### Dataset records
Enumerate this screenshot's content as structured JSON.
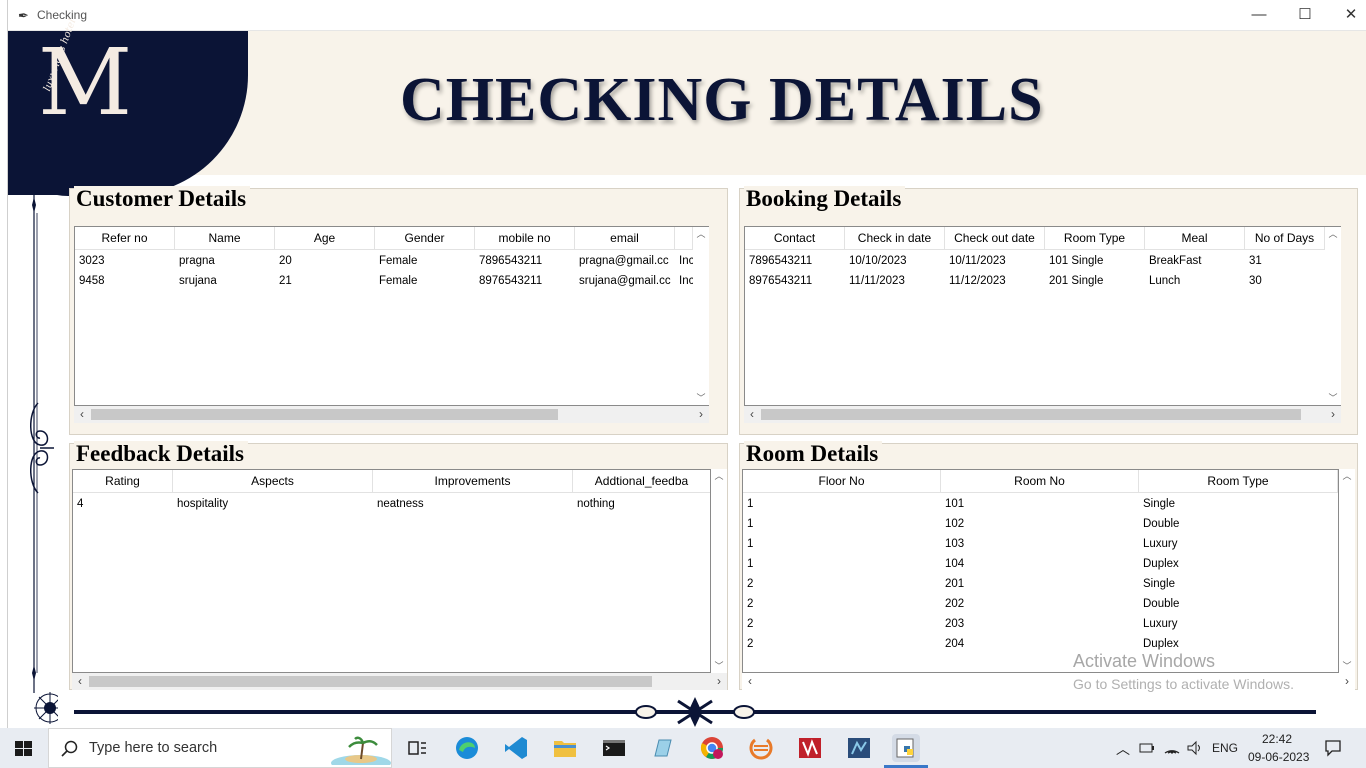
{
  "window": {
    "title": "Checking",
    "minimize": "—",
    "maximize": "☐",
    "close": "✕"
  },
  "header": {
    "title": "CHECKING DETAILS",
    "logo_letter": "M",
    "logo_script": "luxurious hotel"
  },
  "customer": {
    "title": "Customer Details",
    "columns": [
      "Refer no",
      "Name",
      "Age",
      "Gender",
      "mobile no",
      "email",
      ""
    ],
    "rows": [
      [
        "3023",
        "pragna",
        "20",
        "Female",
        "7896543211",
        "pragna@gmail.cc",
        "Inc"
      ],
      [
        "9458",
        "srujana",
        "21",
        "Female",
        "8976543211",
        "srujana@gmail.cc",
        "Inc"
      ]
    ]
  },
  "booking": {
    "title": "Booking Details",
    "columns": [
      "Contact",
      "Check in date",
      "Check out date",
      "Room Type",
      "Meal",
      "No of Days"
    ],
    "rows": [
      [
        "7896543211",
        "10/10/2023",
        "10/11/2023",
        "101 Single",
        "BreakFast",
        "31"
      ],
      [
        "8976543211",
        "11/11/2023",
        "11/12/2023",
        "201 Single",
        "Lunch",
        "30"
      ]
    ]
  },
  "feedback": {
    "title": "Feedback Details",
    "columns": [
      "Rating",
      "Aspects",
      "Improvements",
      "Addtional_feedba"
    ],
    "rows": [
      [
        "4",
        "hospitality",
        "neatness",
        "nothing"
      ]
    ]
  },
  "rooms": {
    "title": "Room Details",
    "columns": [
      "Floor No",
      "Room No",
      "Room Type"
    ],
    "rows": [
      [
        "1",
        "101",
        "Single"
      ],
      [
        "1",
        "102",
        "Double"
      ],
      [
        "1",
        "103",
        "Luxury"
      ],
      [
        "1",
        "104",
        "Duplex"
      ],
      [
        "2",
        "201",
        "Single"
      ],
      [
        "2",
        "202",
        "Double"
      ],
      [
        "2",
        "203",
        "Luxury"
      ],
      [
        "2",
        "204",
        "Duplex"
      ]
    ]
  },
  "watermark": {
    "line1": "Activate Windows",
    "line2": "Go to Settings to activate Windows."
  },
  "taskbar": {
    "search_placeholder": "Type here to search",
    "language": "ENG",
    "time": "22:42",
    "date": "09-06-2023"
  },
  "colors": {
    "navy": "#0b1436",
    "cream": "#f8f3ea"
  }
}
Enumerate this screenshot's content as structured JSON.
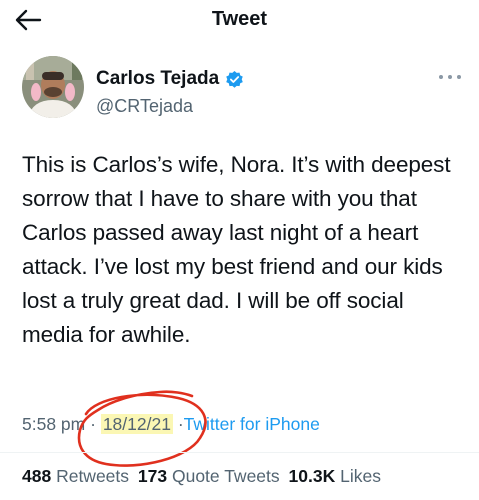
{
  "header": {
    "title": "Tweet",
    "back_icon": "arrow-left-icon"
  },
  "author": {
    "display_name": "Carlos Tejada",
    "handle": "@CRTejada",
    "verified_icon": "verified-badge-icon",
    "verified_color": "#1d9bf0"
  },
  "more_icon": "more-horizontal-icon",
  "tweet": {
    "text": "This is Carlos’s wife, Nora. It’s with deepest sorrow that I have to share with you that Carlos passed away last night of a heart attack. I’ve lost my best friend and our kids lost a truly great dad. I will be off social media for awhile."
  },
  "meta": {
    "time": "5:58 pm",
    "separator": "·",
    "date": "18/12/21",
    "source": "Twitter for iPhone"
  },
  "stats": {
    "retweets_count": "488",
    "retweets_label": "Retweets",
    "quotes_count": "173",
    "quotes_label": "Quote Tweets",
    "likes_count": "10.3K",
    "likes_label": "Likes"
  },
  "colors": {
    "link": "#1d9bf0",
    "text": "#0f1419",
    "secondary": "#536471",
    "annotation": "#e0301e",
    "highlight": "#fbf7b4"
  }
}
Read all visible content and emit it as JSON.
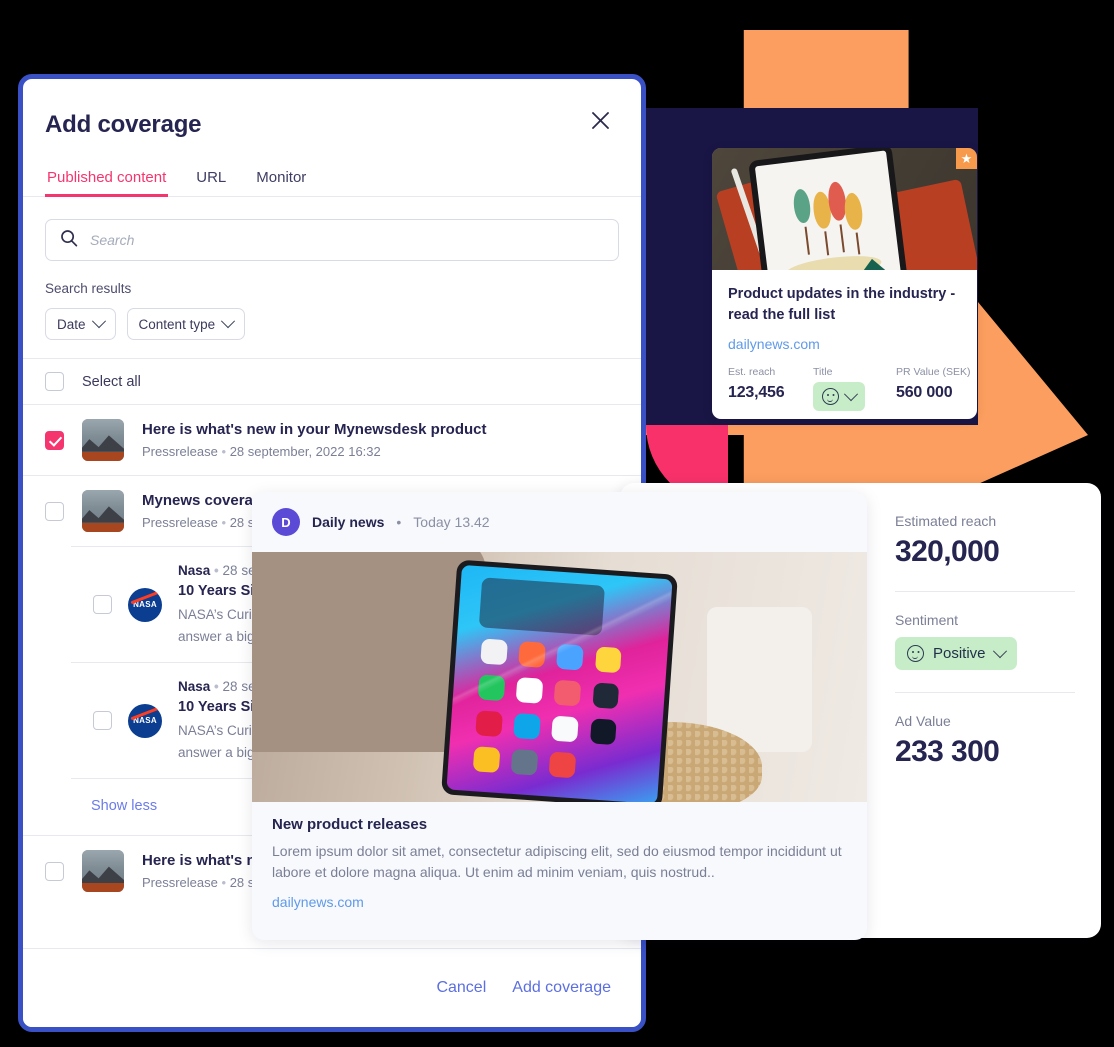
{
  "modal": {
    "title": "Add coverage",
    "close_icon": "close-icon",
    "tabs": [
      {
        "label": "Published content",
        "active": true
      },
      {
        "label": "URL",
        "active": false
      },
      {
        "label": "Monitor",
        "active": false
      }
    ],
    "search": {
      "placeholder": "Search",
      "value": "",
      "icon": "search-icon"
    },
    "results_label": "Search results",
    "filters": [
      {
        "label": "Date",
        "icon": "chevron-down-icon"
      },
      {
        "label": "Content type",
        "icon": "chevron-down-icon"
      }
    ],
    "select_all_label": "Select all",
    "rows": [
      {
        "title": "Here is what's new in your Mynewsdesk product",
        "type": "Pressrelease",
        "date": "28 september, 2022 16:32",
        "checked": true
      },
      {
        "title": "Mynews coverage",
        "type": "Pressrelease",
        "date": "28 se",
        "checked": false
      }
    ],
    "sub_rows": [
      {
        "source": "Nasa",
        "date": "28 septer",
        "title": "10 Years Since L",
        "desc_line1": "NASA’s Curiosity R",
        "desc_line2": "answer a big ques",
        "checked": false
      },
      {
        "source": "Nasa",
        "date": "28 septer",
        "title": "10 Years Since L",
        "desc_line1": "NASA’s Curiosity R",
        "desc_line2": "answer a big ques",
        "checked": false
      }
    ],
    "show_less_label": "Show less",
    "last_row": {
      "title": "Here is what's new",
      "type": "Pressrelease",
      "date": "28 se",
      "checked": false
    },
    "footer": {
      "cancel_label": "Cancel",
      "submit_label": "Add coverage"
    }
  },
  "card_small": {
    "badge_icon": "star-icon",
    "title": "Product updates in the industry - read the full list",
    "link": "dailynews.com",
    "stats": [
      {
        "key": "Est. reach",
        "value": "123,456"
      },
      {
        "key": "Title",
        "value": "",
        "pill": true,
        "icon": "smiley-icon",
        "chevron": "chevron-down-icon"
      },
      {
        "key": "PR Value (SEK)",
        "value": "560 000"
      }
    ]
  },
  "panel": {
    "metrics": [
      {
        "key": "Estimated reach",
        "value": "320,000"
      },
      {
        "key": "Sentiment",
        "pill_label": "Positive",
        "icon": "smiley-icon",
        "chevron": "chevron-down-icon"
      },
      {
        "key": "Ad Value",
        "value": "233 300"
      }
    ]
  },
  "feed": {
    "avatar_letter": "D",
    "source": "Daily news",
    "separator": "•",
    "time": "Today 13.42",
    "title": "New product releases",
    "description": "Lorem ipsum dolor sit amet, consectetur adipiscing elit, sed do eiusmod tempor incididunt ut labore et dolore magna aliqua. Ut enim ad minim veniam, quis nostrud..",
    "link": "dailynews.com"
  },
  "colors": {
    "accent_pink": "#f5356e",
    "link_blue": "#5b6fe0",
    "navy": "#191544",
    "orange": "#fb9e5f",
    "pink_circle": "#f8316a",
    "green_pill": "#c6edc8",
    "modal_border": "#3a51c6",
    "purple_avatar": "#5b4ad6"
  }
}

### Brief
Omit the pictures, and quote the material above exactly as given.

### Answer to this exercise
Enumerate this screenshot's content as structured JSON.
{
  "window": {
    "title": "Checking",
    "minimize": "—",
    "maximize": "☐",
    "close": "✕"
  },
  "header": {
    "title": "CHECKING DETAILS",
    "logo_letter": "M",
    "logo_script": "luxurious hotel"
  },
  "customer": {
    "title": "Customer Details",
    "columns": [
      "Refer no",
      "Name",
      "Age",
      "Gender",
      "mobile no",
      "email",
      ""
    ],
    "rows": [
      [
        "3023",
        "pragna",
        "20",
        "Female",
        "7896543211",
        "pragna@gmail.cc",
        "Inc"
      ],
      [
        "9458",
        "srujana",
        "21",
        "Female",
        "8976543211",
        "srujana@gmail.cc",
        "Inc"
      ]
    ]
  },
  "booking": {
    "title": "Booking Details",
    "columns": [
      "Contact",
      "Check in date",
      "Check out date",
      "Room Type",
      "Meal",
      "No of Days"
    ],
    "rows": [
      [
        "7896543211",
        "10/10/2023",
        "10/11/2023",
        "101 Single",
        "BreakFast",
        "31"
      ],
      [
        "8976543211",
        "11/11/2023",
        "11/12/2023",
        "201 Single",
        "Lunch",
        "30"
      ]
    ]
  },
  "feedback": {
    "title": "Feedback Details",
    "columns": [
      "Rating",
      "Aspects",
      "Improvements",
      "Addtional_feedba"
    ],
    "rows": [
      [
        "4",
        "hospitality",
        "neatness",
        "nothing"
      ]
    ]
  },
  "rooms": {
    "title": "Room Details",
    "columns": [
      "Floor No",
      "Room No",
      "Room Type"
    ],
    "rows": [
      [
        "1",
        "101",
        "Single"
      ],
      [
        "1",
        "102",
        "Double"
      ],
      [
        "1",
        "103",
        "Luxury"
      ],
      [
        "1",
        "104",
        "Duplex"
      ],
      [
        "2",
        "201",
        "Single"
      ],
      [
        "2",
        "202",
        "Double"
      ],
      [
        "2",
        "203",
        "Luxury"
      ],
      [
        "2",
        "204",
        "Duplex"
      ]
    ]
  },
  "watermark": {
    "line1": "Activate Windows",
    "line2": "Go to Settings to activate Windows."
  },
  "taskbar": {
    "search_placeholder": "Type here to search",
    "language": "ENG",
    "time": "22:42",
    "date": "09-06-2023"
  },
  "colors": {
    "navy": "#0b1436",
    "cream": "#f8f3ea"
  }
}
Enumerate this screenshot's content as structured JSON.
{
  "header": {
    "title": "Tweet",
    "back_icon": "arrow-left-icon"
  },
  "author": {
    "display_name": "Carlos Tejada",
    "handle": "@CRTejada",
    "verified_icon": "verified-badge-icon",
    "verified_color": "#1d9bf0"
  },
  "more_icon": "more-horizontal-icon",
  "tweet": {
    "text": "This is Carlos’s wife, Nora. It’s with deepest sorrow that I have to share with you that Carlos passed away last night of a heart attack. I’ve lost my best friend and our kids lost a truly great dad. I will be off social media for awhile."
  },
  "meta": {
    "time": "5:58 pm",
    "separator": "·",
    "date": "18/12/21",
    "source": "Twitter for iPhone"
  },
  "stats": {
    "retweets_count": "488",
    "retweets_label": "Retweets",
    "quotes_count": "173",
    "quotes_label": "Quote Tweets",
    "likes_count": "10.3K",
    "likes_label": "Likes"
  },
  "colors": {
    "link": "#1d9bf0",
    "text": "#0f1419",
    "secondary": "#536471",
    "annotation": "#e0301e",
    "highlight": "#fbf7b4"
  }
}
Read all visible content and emit it as JSON.
{
  "modal": {
    "title": "Add coverage",
    "close_icon": "close-icon",
    "tabs": [
      {
        "label": "Published content",
        "active": true
      },
      {
        "label": "URL",
        "active": false
      },
      {
        "label": "Monitor",
        "active": false
      }
    ],
    "search": {
      "placeholder": "Search",
      "value": "",
      "icon": "search-icon"
    },
    "results_label": "Search results",
    "filters": [
      {
        "label": "Date",
        "icon": "chevron-down-icon"
      },
      {
        "label": "Content type",
        "icon": "chevron-down-icon"
      }
    ],
    "select_all_label": "Select all",
    "rows": [
      {
        "title": "Here is what's new in your Mynewsdesk product",
        "type": "Pressrelease",
        "date": "28 september, 2022 16:32",
        "checked": true
      },
      {
        "title": "Mynews coverage",
        "type": "Pressrelease",
        "date": "28 se",
        "checked": false
      }
    ],
    "sub_rows": [
      {
        "source": "Nasa",
        "date": "28 septer",
        "title": "10 Years Since L",
        "desc_line1": "NASA’s Curiosity R",
        "desc_line2": "answer a big ques",
        "checked": false
      },
      {
        "source": "Nasa",
        "date": "28 septer",
        "title": "10 Years Since L",
        "desc_line1": "NASA’s Curiosity R",
        "desc_line2": "answer a big ques",
        "checked": false
      }
    ],
    "show_less_label": "Show less",
    "last_row": {
      "title": "Here is what's new",
      "type": "Pressrelease",
      "date": "28 se",
      "checked": false
    },
    "footer": {
      "cancel_label": "Cancel",
      "submit_label": "Add coverage"
    }
  },
  "card_small": {
    "badge_icon": "star-icon",
    "title": "Product updates in the industry - read the full list",
    "link": "dailynews.com",
    "stats": [
      {
        "key": "Est. reach",
        "value": "123,456"
      },
      {
        "key": "Title",
        "value": "",
        "pill": true,
        "icon": "smiley-icon",
        "chevron": "chevron-down-icon"
      },
      {
        "key": "PR Value (SEK)",
        "value": "560 000"
      }
    ]
  },
  "panel": {
    "metrics": [
      {
        "key": "Estimated reach",
        "value": "320,000"
      },
      {
        "key": "Sentiment",
        "pill_label": "Positive",
        "icon": "smiley-icon",
        "chevron": "chevron-down-icon"
      },
      {
        "key": "Ad Value",
        "value": "233 300"
      }
    ]
  },
  "feed": {
    "avatar_letter": "D",
    "source": "Daily news",
    "separator": "•",
    "time": "Today 13.42",
    "title": "New product releases",
    "description": "Lorem ipsum dolor sit amet, consectetur adipiscing elit, sed do eiusmod tempor incididunt ut labore et dolore magna aliqua. Ut enim ad minim veniam, quis nostrud..",
    "link": "dailynews.com"
  },
  "colors": {
    "accent_pink": "#f5356e",
    "link_blue": "#5b6fe0",
    "navy": "#191544",
    "orange": "#fb9e5f",
    "pink_circle": "#f8316a",
    "green_pill": "#c6edc8",
    "modal_border": "#3a51c6",
    "purple_avatar": "#5b4ad6"
  }
}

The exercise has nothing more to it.